• WHAT IS BEING ASKED
Go through the data below and gather each line containing "required".

[Items from a data source]
-- -- --
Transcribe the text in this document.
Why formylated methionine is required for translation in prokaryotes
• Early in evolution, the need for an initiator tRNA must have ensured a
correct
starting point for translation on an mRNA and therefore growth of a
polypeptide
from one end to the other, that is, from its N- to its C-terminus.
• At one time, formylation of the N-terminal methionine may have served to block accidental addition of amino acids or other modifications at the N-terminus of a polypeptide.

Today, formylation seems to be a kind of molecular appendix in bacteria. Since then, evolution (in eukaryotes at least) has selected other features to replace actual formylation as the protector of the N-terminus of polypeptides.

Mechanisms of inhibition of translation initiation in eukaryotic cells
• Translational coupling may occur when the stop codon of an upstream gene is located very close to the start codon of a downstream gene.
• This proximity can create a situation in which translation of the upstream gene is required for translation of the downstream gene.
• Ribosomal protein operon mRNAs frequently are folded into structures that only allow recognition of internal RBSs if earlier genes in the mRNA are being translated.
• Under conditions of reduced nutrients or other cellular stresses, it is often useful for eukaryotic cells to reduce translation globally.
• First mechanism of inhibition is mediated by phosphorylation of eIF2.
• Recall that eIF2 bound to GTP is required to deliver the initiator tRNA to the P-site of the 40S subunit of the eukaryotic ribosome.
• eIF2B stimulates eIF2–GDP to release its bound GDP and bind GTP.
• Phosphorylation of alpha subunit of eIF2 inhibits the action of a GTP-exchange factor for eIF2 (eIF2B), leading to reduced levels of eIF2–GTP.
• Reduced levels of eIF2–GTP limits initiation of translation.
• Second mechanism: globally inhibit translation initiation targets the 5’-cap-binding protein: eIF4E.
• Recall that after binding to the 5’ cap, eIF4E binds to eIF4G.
-- -- --
• WRITTEN RESPONSE
Why formylated methionine is required for translation in prokaryotes
• This proximity can create a situation in which translation of the upstream gene is required for translation of the downstream gene.
• Recall that eIF2 bound to GTP is required to deliver the initiator tRNA to the P-site of the 40S subunit of the eukaryotic ribosome.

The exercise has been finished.